PROBLEM TO WORK ON
Collect each line of the entries that holds the string "запитав".

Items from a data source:
↓↓↓

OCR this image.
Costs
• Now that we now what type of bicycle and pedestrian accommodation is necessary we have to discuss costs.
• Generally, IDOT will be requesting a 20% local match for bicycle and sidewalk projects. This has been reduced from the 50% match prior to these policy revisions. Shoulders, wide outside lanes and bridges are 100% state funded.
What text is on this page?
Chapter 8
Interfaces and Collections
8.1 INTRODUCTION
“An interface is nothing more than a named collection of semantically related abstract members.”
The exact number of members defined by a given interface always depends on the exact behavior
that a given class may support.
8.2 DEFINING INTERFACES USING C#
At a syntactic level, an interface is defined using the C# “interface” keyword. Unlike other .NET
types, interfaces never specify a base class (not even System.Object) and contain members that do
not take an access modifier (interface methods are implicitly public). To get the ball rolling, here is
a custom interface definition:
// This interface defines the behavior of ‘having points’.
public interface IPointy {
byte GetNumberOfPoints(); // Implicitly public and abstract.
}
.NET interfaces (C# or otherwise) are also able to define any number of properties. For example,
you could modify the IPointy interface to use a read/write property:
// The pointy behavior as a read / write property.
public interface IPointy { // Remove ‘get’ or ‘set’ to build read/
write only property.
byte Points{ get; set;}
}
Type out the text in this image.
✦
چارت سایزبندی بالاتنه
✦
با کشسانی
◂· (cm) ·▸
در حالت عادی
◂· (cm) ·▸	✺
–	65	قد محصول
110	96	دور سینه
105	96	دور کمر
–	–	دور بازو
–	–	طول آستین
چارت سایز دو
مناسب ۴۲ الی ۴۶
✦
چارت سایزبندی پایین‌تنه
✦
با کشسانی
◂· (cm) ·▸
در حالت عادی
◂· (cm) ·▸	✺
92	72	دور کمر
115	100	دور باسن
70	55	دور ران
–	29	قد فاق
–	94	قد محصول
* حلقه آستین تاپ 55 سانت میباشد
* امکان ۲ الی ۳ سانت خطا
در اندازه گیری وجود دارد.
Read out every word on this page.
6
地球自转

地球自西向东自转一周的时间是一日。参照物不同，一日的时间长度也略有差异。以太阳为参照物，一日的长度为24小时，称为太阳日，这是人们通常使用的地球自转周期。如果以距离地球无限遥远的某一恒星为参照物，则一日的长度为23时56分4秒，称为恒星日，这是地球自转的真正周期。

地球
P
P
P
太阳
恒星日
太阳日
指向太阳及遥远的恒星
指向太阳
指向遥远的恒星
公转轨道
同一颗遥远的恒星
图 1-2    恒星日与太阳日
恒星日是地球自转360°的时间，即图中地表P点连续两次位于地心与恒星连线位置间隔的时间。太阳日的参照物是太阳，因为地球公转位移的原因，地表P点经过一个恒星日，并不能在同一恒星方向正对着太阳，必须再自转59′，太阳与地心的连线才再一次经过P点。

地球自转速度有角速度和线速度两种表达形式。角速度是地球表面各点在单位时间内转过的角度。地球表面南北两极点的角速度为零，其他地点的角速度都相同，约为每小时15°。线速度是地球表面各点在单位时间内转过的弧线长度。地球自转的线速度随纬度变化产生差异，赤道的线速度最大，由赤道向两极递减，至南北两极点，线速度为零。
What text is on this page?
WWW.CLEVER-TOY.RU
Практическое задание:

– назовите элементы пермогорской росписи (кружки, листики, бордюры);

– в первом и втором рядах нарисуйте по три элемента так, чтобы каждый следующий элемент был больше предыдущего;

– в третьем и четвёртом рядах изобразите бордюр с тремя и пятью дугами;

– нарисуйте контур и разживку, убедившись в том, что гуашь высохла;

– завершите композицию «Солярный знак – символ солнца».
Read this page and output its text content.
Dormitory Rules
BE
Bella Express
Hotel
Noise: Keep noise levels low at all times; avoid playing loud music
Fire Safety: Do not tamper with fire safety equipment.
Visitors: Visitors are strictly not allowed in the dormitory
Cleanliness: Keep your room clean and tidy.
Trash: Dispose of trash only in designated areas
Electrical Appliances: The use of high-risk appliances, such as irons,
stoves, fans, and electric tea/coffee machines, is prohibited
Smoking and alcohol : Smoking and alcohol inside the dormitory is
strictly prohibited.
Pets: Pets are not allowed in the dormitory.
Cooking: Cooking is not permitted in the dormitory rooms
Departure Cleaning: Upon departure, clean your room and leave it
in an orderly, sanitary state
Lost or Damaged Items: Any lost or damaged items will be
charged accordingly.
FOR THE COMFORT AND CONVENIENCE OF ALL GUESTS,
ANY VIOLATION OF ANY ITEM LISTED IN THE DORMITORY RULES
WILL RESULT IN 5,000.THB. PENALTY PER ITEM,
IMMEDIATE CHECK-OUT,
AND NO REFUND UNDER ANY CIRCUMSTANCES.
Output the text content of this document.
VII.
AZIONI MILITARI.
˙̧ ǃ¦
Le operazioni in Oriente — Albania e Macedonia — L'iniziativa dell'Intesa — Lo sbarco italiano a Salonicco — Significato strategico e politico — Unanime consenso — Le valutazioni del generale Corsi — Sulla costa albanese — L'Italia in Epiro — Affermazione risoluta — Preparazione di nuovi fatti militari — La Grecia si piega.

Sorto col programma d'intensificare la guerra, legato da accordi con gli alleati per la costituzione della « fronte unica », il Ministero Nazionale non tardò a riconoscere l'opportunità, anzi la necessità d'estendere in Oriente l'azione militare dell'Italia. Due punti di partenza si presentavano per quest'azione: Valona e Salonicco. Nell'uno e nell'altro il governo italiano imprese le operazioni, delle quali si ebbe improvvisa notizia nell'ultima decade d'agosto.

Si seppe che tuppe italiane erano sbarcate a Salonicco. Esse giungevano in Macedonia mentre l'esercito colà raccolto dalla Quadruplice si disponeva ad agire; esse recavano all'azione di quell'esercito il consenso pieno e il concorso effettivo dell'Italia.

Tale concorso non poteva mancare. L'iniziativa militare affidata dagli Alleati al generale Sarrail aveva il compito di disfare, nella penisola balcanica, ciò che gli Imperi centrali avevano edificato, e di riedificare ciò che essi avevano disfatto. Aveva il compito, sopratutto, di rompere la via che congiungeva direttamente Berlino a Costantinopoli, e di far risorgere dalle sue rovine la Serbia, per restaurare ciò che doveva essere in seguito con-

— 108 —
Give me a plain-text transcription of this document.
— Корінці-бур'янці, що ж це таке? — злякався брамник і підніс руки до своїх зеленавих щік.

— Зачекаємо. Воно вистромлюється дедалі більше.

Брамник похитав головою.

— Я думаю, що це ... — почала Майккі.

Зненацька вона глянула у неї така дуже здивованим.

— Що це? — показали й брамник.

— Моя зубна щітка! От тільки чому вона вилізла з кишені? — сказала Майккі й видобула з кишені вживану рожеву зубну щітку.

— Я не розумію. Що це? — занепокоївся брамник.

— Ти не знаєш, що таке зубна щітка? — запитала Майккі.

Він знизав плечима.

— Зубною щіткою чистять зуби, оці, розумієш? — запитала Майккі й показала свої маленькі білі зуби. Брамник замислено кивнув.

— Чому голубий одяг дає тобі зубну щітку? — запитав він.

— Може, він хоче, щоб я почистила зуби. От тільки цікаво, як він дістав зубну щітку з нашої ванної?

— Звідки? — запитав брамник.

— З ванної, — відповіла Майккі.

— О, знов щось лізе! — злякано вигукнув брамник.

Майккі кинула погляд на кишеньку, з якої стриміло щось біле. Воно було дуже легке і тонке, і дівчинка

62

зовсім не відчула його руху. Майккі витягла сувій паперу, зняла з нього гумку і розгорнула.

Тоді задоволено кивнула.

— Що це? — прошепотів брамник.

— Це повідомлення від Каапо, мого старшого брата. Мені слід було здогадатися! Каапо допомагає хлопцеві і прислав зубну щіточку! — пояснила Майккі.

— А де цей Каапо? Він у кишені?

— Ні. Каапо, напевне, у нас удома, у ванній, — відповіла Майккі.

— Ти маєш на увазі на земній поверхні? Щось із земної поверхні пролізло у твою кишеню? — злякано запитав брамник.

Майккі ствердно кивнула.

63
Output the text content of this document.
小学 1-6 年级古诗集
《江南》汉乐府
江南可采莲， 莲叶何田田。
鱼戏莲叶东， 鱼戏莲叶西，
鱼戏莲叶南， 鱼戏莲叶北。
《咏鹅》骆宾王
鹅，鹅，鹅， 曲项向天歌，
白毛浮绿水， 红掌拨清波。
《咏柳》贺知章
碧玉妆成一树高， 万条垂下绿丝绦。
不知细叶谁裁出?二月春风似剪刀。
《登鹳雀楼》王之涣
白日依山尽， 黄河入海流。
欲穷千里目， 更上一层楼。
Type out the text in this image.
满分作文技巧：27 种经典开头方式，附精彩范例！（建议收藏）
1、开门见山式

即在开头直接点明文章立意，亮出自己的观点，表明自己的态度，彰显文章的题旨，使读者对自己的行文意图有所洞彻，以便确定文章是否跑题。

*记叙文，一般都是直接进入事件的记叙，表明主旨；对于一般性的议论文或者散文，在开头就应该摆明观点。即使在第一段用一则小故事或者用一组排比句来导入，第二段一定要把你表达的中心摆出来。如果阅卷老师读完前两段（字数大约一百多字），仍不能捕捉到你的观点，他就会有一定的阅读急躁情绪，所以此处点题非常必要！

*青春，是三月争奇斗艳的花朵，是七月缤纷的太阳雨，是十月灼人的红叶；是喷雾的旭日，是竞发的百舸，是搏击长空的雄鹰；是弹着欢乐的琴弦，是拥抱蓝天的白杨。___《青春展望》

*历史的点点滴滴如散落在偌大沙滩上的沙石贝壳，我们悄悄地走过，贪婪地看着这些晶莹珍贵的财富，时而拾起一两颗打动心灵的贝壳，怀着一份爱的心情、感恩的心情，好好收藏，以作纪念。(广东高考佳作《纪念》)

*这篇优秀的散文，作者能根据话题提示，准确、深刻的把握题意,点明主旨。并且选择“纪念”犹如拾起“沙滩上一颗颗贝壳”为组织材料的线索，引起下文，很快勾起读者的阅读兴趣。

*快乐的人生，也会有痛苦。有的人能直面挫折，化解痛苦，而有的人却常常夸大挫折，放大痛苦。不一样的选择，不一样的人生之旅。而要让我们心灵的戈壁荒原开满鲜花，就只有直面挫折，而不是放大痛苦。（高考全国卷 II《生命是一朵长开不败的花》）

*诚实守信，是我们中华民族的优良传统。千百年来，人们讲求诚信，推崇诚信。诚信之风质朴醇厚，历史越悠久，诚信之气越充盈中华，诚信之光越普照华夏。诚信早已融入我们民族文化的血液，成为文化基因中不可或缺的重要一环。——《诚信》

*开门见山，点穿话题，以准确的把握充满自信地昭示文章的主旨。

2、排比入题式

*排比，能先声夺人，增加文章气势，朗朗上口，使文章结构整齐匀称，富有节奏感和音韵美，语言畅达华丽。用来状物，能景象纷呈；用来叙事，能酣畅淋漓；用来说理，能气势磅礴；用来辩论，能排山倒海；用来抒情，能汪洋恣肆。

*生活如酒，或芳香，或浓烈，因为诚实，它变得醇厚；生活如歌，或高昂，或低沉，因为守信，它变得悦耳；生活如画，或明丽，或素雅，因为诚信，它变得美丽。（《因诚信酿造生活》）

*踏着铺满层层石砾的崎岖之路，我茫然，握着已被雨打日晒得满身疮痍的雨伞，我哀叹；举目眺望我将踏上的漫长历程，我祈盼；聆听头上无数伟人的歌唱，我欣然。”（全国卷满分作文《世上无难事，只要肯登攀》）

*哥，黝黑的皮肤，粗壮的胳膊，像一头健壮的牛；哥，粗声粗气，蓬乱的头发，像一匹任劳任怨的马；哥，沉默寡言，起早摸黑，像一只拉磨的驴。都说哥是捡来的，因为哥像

↑↑↑

ANSWER
— Чому голубий одяг дає тобі зубну щітку? — запитав він.
— Звідки? — запитав брамник.
— Ти маєш на увазі на земній поверхні? Щось із земної поверхні пролізло у твою кишеню? — злякано запитав брамник.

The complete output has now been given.